# DIRECTIONS:
Check each line of the material below for "subjects", then copy the ones that contain it.
= = = = =
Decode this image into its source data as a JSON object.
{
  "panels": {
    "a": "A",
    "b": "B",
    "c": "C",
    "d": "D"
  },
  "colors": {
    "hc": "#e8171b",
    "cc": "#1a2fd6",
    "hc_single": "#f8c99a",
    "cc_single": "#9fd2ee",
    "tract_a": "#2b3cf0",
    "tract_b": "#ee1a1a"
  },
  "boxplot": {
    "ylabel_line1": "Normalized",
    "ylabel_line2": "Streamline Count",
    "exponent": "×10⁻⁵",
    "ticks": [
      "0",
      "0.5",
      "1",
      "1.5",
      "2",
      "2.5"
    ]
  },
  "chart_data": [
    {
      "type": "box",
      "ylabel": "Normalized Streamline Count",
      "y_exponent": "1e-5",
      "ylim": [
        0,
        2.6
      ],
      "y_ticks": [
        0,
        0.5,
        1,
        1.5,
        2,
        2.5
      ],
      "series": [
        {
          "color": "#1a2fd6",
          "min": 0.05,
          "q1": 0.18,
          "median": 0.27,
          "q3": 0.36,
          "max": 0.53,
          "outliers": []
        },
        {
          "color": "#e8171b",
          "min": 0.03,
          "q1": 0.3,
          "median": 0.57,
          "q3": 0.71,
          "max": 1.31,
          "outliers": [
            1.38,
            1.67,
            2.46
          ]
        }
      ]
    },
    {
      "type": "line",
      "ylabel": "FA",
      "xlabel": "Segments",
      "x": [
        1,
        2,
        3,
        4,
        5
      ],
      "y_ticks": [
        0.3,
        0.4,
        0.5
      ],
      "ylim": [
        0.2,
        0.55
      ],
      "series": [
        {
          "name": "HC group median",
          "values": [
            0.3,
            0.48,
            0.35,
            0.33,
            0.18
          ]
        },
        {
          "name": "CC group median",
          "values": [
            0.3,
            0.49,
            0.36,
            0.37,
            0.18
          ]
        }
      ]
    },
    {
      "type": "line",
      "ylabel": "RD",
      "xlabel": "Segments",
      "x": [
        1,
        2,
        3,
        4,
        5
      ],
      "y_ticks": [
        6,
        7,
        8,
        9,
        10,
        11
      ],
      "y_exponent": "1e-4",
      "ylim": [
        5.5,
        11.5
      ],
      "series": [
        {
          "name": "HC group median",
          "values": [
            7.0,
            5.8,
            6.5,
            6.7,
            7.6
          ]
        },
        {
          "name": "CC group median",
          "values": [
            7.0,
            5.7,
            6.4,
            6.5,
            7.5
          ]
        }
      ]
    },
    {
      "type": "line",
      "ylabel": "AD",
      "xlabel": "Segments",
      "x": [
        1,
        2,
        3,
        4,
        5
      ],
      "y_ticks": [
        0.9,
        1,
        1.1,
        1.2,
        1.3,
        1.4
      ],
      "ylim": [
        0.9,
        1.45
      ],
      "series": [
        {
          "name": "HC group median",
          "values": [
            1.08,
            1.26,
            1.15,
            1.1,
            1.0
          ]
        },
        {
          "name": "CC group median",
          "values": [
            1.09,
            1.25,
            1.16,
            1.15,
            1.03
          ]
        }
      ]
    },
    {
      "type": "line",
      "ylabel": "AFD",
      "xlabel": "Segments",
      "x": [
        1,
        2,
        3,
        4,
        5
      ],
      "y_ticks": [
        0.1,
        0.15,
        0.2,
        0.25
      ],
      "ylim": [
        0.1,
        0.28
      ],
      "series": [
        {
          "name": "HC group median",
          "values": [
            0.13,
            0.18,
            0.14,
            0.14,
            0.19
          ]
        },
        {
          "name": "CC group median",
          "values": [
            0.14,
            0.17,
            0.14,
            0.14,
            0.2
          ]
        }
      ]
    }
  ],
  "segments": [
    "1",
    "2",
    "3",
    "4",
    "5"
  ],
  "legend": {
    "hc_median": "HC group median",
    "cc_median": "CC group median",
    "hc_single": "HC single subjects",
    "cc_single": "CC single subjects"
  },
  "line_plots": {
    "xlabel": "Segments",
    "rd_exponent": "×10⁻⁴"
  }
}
= = = = =
# OUTPUT BELOW:
    "hc_single": "HC single subjects",
    "cc_single": "CC single subjects"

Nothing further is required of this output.